Your task ->
Write out all the lines again, precisely as they stand, but without the images.

================

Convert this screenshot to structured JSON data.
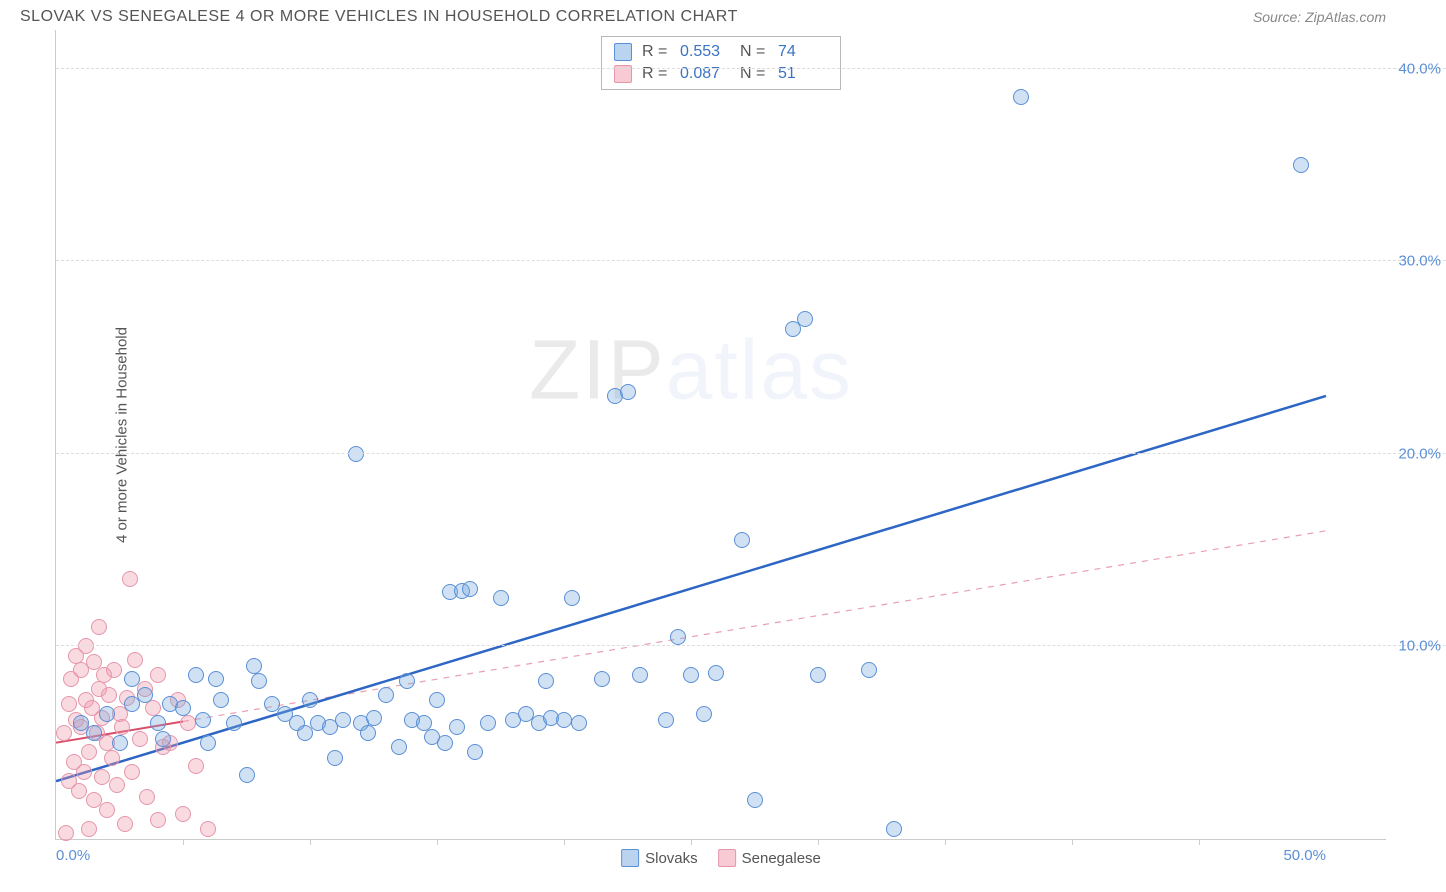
{
  "header": {
    "title": "SLOVAK VS SENEGALESE 4 OR MORE VEHICLES IN HOUSEHOLD CORRELATION CHART",
    "source": "Source: ZipAtlas.com"
  },
  "chart": {
    "type": "scatter",
    "ylabel": "4 or more Vehicles in Household",
    "xlim": [
      0,
      50
    ],
    "ylim": [
      0,
      42
    ],
    "yticks": [
      {
        "value": 10,
        "label": "10.0%"
      },
      {
        "value": 20,
        "label": "20.0%"
      },
      {
        "value": 30,
        "label": "30.0%"
      },
      {
        "value": 40,
        "label": "40.0%"
      }
    ],
    "xticks_minor": [
      5,
      10,
      15,
      20,
      25,
      30,
      35,
      40,
      45
    ],
    "xticks": [
      {
        "value": 0,
        "label": "0.0%"
      },
      {
        "value": 50,
        "label": "50.0%"
      }
    ],
    "watermark": "ZIPatlas",
    "background_color": "#ffffff",
    "grid_color": "#dddddd",
    "series_a": {
      "name": "Slovaks",
      "color_fill": "rgba(118,168,222,0.35)",
      "color_stroke": "#5b8fd6",
      "R": "0.553",
      "N": "74",
      "trend": {
        "x1": 0,
        "y1": 3.0,
        "x2": 50,
        "y2": 23.0,
        "dash": false,
        "color": "#2d66c4",
        "width": 2.5
      },
      "trend_solid_end_x": 2.5,
      "points": [
        [
          1,
          6
        ],
        [
          1.5,
          5.5
        ],
        [
          2,
          6.5
        ],
        [
          2.5,
          5
        ],
        [
          3,
          7
        ],
        [
          3.5,
          7.5
        ],
        [
          4,
          6
        ],
        [
          4.5,
          7
        ],
        [
          5,
          6.8
        ],
        [
          5.5,
          8.5
        ],
        [
          6,
          5
        ],
        [
          6.5,
          7.2
        ],
        [
          7,
          6
        ],
        [
          7.5,
          3.3
        ],
        [
          8,
          8.2
        ],
        [
          8.5,
          7
        ],
        [
          9,
          6.5
        ],
        [
          9.5,
          6
        ],
        [
          10,
          7.2
        ],
        [
          10.3,
          6
        ],
        [
          10.8,
          5.8
        ],
        [
          11,
          4.2
        ],
        [
          11.3,
          6.2
        ],
        [
          11.8,
          20
        ],
        [
          12,
          6
        ],
        [
          12.5,
          6.3
        ],
        [
          13,
          7.5
        ],
        [
          13.5,
          4.8
        ],
        [
          14,
          6.2
        ],
        [
          14.5,
          6
        ],
        [
          15,
          7.2
        ],
        [
          15.3,
          5
        ],
        [
          15.5,
          12.8
        ],
        [
          16,
          12.9
        ],
        [
          16.3,
          13
        ],
        [
          16.5,
          4.5
        ],
        [
          17,
          6
        ],
        [
          17.5,
          12.5
        ],
        [
          18,
          6.2
        ],
        [
          18.5,
          6.5
        ],
        [
          19,
          6
        ],
        [
          19.5,
          6.3
        ],
        [
          20,
          6.2
        ],
        [
          20.3,
          12.5
        ],
        [
          20.6,
          6
        ],
        [
          21.5,
          8.3
        ],
        [
          22,
          23
        ],
        [
          22.5,
          23.2
        ],
        [
          23,
          8.5
        ],
        [
          24,
          6.2
        ],
        [
          24.5,
          10.5
        ],
        [
          25,
          8.5
        ],
        [
          25.5,
          6.5
        ],
        [
          26,
          8.6
        ],
        [
          27,
          15.5
        ],
        [
          27.5,
          2
        ],
        [
          29,
          26.5
        ],
        [
          29.5,
          27
        ],
        [
          30,
          8.5
        ],
        [
          32,
          8.8
        ],
        [
          33,
          0.5
        ],
        [
          38,
          38.5
        ],
        [
          49,
          35
        ],
        [
          3,
          8.3
        ],
        [
          4.2,
          5.2
        ],
        [
          5.8,
          6.2
        ],
        [
          6.3,
          8.3
        ],
        [
          7.8,
          9
        ],
        [
          9.8,
          5.5
        ],
        [
          12.3,
          5.5
        ],
        [
          13.8,
          8.2
        ],
        [
          14.8,
          5.3
        ],
        [
          15.8,
          5.8
        ],
        [
          19.3,
          8.2
        ]
      ]
    },
    "series_b": {
      "name": "Senegalese",
      "color_fill": "rgba(240,150,170,0.35)",
      "color_stroke": "#e596ab",
      "R": "0.087",
      "N": "51",
      "trend": {
        "x1": 0,
        "y1": 5.0,
        "x2": 50,
        "y2": 16.0,
        "dash": true,
        "color": "#e8a0b0",
        "width": 1.2
      },
      "trend_solid_end_x": 5,
      "points": [
        [
          0.3,
          5.5
        ],
        [
          0.5,
          7
        ],
        [
          0.5,
          3
        ],
        [
          0.6,
          8.3
        ],
        [
          0.7,
          4
        ],
        [
          0.8,
          6.2
        ],
        [
          0.8,
          9.5
        ],
        [
          0.9,
          2.5
        ],
        [
          1.0,
          5.8
        ],
        [
          1.0,
          8.8
        ],
        [
          1.1,
          3.5
        ],
        [
          1.2,
          7.2
        ],
        [
          1.2,
          10
        ],
        [
          1.3,
          4.5
        ],
        [
          1.4,
          6.8
        ],
        [
          1.5,
          2
        ],
        [
          1.5,
          9.2
        ],
        [
          1.6,
          5.5
        ],
        [
          1.7,
          7.8
        ],
        [
          1.8,
          3.2
        ],
        [
          1.8,
          6.3
        ],
        [
          1.9,
          8.5
        ],
        [
          2.0,
          1.5
        ],
        [
          2.0,
          5.0
        ],
        [
          2.1,
          7.5
        ],
        [
          2.2,
          4.2
        ],
        [
          2.3,
          8.8
        ],
        [
          2.4,
          2.8
        ],
        [
          2.5,
          6.5
        ],
        [
          2.6,
          5.8
        ],
        [
          2.7,
          0.8
        ],
        [
          2.8,
          7.3
        ],
        [
          2.9,
          13.5
        ],
        [
          3.0,
          3.5
        ],
        [
          3.1,
          9.3
        ],
        [
          3.3,
          5.2
        ],
        [
          3.5,
          7.8
        ],
        [
          3.6,
          2.2
        ],
        [
          3.8,
          6.8
        ],
        [
          4.0,
          1.0
        ],
        [
          4.0,
          8.5
        ],
        [
          4.2,
          4.8
        ],
        [
          4.5,
          5.0
        ],
        [
          4.8,
          7.2
        ],
        [
          5.0,
          1.3
        ],
        [
          5.2,
          6.0
        ],
        [
          5.5,
          3.8
        ],
        [
          6.0,
          0.5
        ],
        [
          0.4,
          0.3
        ],
        [
          1.3,
          0.5
        ],
        [
          1.7,
          11
        ]
      ]
    },
    "legend_bottom": [
      {
        "swatch": "a",
        "label": "Slovaks"
      },
      {
        "swatch": "b",
        "label": "Senegalese"
      }
    ]
  }
}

================

Exercise response ->
Convert this screenshot to structured JSON data.
{
  "header": {
    "title": "SLOVAK VS SENEGALESE 4 OR MORE VEHICLES IN HOUSEHOLD CORRELATION CHART",
    "source": "Source: ZipAtlas.com"
  },
  "chart": {
    "type": "scatter",
    "ylabel": "4 or more Vehicles in Household",
    "xlim": [
      0,
      50
    ],
    "ylim": [
      0,
      42
    ],
    "yticks": [
      {
        "value": 10,
        "label": "10.0%"
      },
      {
        "value": 20,
        "label": "20.0%"
      },
      {
        "value": 30,
        "label": "30.0%"
      },
      {
        "value": 40,
        "label": "40.0%"
      }
    ],
    "xticks_minor": [
      5,
      10,
      15,
      20,
      25,
      30,
      35,
      40,
      45
    ],
    "xticks": [
      {
        "value": 0,
        "label": "0.0%"
      },
      {
        "value": 50,
        "label": "50.0%"
      }
    ],
    "watermark": "ZIPatlas",
    "background_color": "#ffffff",
    "grid_color": "#dddddd",
    "series_a": {
      "name": "Slovaks",
      "color_fill": "rgba(118,168,222,0.35)",
      "color_stroke": "#5b8fd6",
      "R": "0.553",
      "N": "74",
      "trend": {
        "x1": 0,
        "y1": 3.0,
        "x2": 50,
        "y2": 23.0,
        "dash": false,
        "color": "#2d66c4",
        "width": 2.5
      },
      "trend_solid_end_x": 2.5,
      "points": [
        [
          1,
          6
        ],
        [
          1.5,
          5.5
        ],
        [
          2,
          6.5
        ],
        [
          2.5,
          5
        ],
        [
          3,
          7
        ],
        [
          3.5,
          7.5
        ],
        [
          4,
          6
        ],
        [
          4.5,
          7
        ],
        [
          5,
          6.8
        ],
        [
          5.5,
          8.5
        ],
        [
          6,
          5
        ],
        [
          6.5,
          7.2
        ],
        [
          7,
          6
        ],
        [
          7.5,
          3.3
        ],
        [
          8,
          8.2
        ],
        [
          8.5,
          7
        ],
        [
          9,
          6.5
        ],
        [
          9.5,
          6
        ],
        [
          10,
          7.2
        ],
        [
          10.3,
          6
        ],
        [
          10.8,
          5.8
        ],
        [
          11,
          4.2
        ],
        [
          11.3,
          6.2
        ],
        [
          11.8,
          20
        ],
        [
          12,
          6
        ],
        [
          12.5,
          6.3
        ],
        [
          13,
          7.5
        ],
        [
          13.5,
          4.8
        ],
        [
          14,
          6.2
        ],
        [
          14.5,
          6
        ],
        [
          15,
          7.2
        ],
        [
          15.3,
          5
        ],
        [
          15.5,
          12.8
        ],
        [
          16,
          12.9
        ],
        [
          16.3,
          13
        ],
        [
          16.5,
          4.5
        ],
        [
          17,
          6
        ],
        [
          17.5,
          12.5
        ],
        [
          18,
          6.2
        ],
        [
          18.5,
          6.5
        ],
        [
          19,
          6
        ],
        [
          19.5,
          6.3
        ],
        [
          20,
          6.2
        ],
        [
          20.3,
          12.5
        ],
        [
          20.6,
          6
        ],
        [
          21.5,
          8.3
        ],
        [
          22,
          23
        ],
        [
          22.5,
          23.2
        ],
        [
          23,
          8.5
        ],
        [
          24,
          6.2
        ],
        [
          24.5,
          10.5
        ],
        [
          25,
          8.5
        ],
        [
          25.5,
          6.5
        ],
        [
          26,
          8.6
        ],
        [
          27,
          15.5
        ],
        [
          27.5,
          2
        ],
        [
          29,
          26.5
        ],
        [
          29.5,
          27
        ],
        [
          30,
          8.5
        ],
        [
          32,
          8.8
        ],
        [
          33,
          0.5
        ],
        [
          38,
          38.5
        ],
        [
          49,
          35
        ],
        [
          3,
          8.3
        ],
        [
          4.2,
          5.2
        ],
        [
          5.8,
          6.2
        ],
        [
          6.3,
          8.3
        ],
        [
          7.8,
          9
        ],
        [
          9.8,
          5.5
        ],
        [
          12.3,
          5.5
        ],
        [
          13.8,
          8.2
        ],
        [
          14.8,
          5.3
        ],
        [
          15.8,
          5.8
        ],
        [
          19.3,
          8.2
        ]
      ]
    },
    "series_b": {
      "name": "Senegalese",
      "color_fill": "rgba(240,150,170,0.35)",
      "color_stroke": "#e596ab",
      "R": "0.087",
      "N": "51",
      "trend": {
        "x1": 0,
        "y1": 5.0,
        "x2": 50,
        "y2": 16.0,
        "dash": true,
        "color": "#e8a0b0",
        "width": 1.2
      },
      "trend_solid_end_x": 5,
      "points": [
        [
          0.3,
          5.5
        ],
        [
          0.5,
          7
        ],
        [
          0.5,
          3
        ],
        [
          0.6,
          8.3
        ],
        [
          0.7,
          4
        ],
        [
          0.8,
          6.2
        ],
        [
          0.8,
          9.5
        ],
        [
          0.9,
          2.5
        ],
        [
          1.0,
          5.8
        ],
        [
          1.0,
          8.8
        ],
        [
          1.1,
          3.5
        ],
        [
          1.2,
          7.2
        ],
        [
          1.2,
          10
        ],
        [
          1.3,
          4.5
        ],
        [
          1.4,
          6.8
        ],
        [
          1.5,
          2
        ],
        [
          1.5,
          9.2
        ],
        [
          1.6,
          5.5
        ],
        [
          1.7,
          7.8
        ],
        [
          1.8,
          3.2
        ],
        [
          1.8,
          6.3
        ],
        [
          1.9,
          8.5
        ],
        [
          2.0,
          1.5
        ],
        [
          2.0,
          5.0
        ],
        [
          2.1,
          7.5
        ],
        [
          2.2,
          4.2
        ],
        [
          2.3,
          8.8
        ],
        [
          2.4,
          2.8
        ],
        [
          2.5,
          6.5
        ],
        [
          2.6,
          5.8
        ],
        [
          2.7,
          0.8
        ],
        [
          2.8,
          7.3
        ],
        [
          2.9,
          13.5
        ],
        [
          3.0,
          3.5
        ],
        [
          3.1,
          9.3
        ],
        [
          3.3,
          5.2
        ],
        [
          3.5,
          7.8
        ],
        [
          3.6,
          2.2
        ],
        [
          3.8,
          6.8
        ],
        [
          4.0,
          1.0
        ],
        [
          4.0,
          8.5
        ],
        [
          4.2,
          4.8
        ],
        [
          4.5,
          5.0
        ],
        [
          4.8,
          7.2
        ],
        [
          5.0,
          1.3
        ],
        [
          5.2,
          6.0
        ],
        [
          5.5,
          3.8
        ],
        [
          6.0,
          0.5
        ],
        [
          0.4,
          0.3
        ],
        [
          1.3,
          0.5
        ],
        [
          1.7,
          11
        ]
      ]
    },
    "legend_bottom": [
      {
        "swatch": "a",
        "label": "Slovaks"
      },
      {
        "swatch": "b",
        "label": "Senegalese"
      }
    ]
  }
}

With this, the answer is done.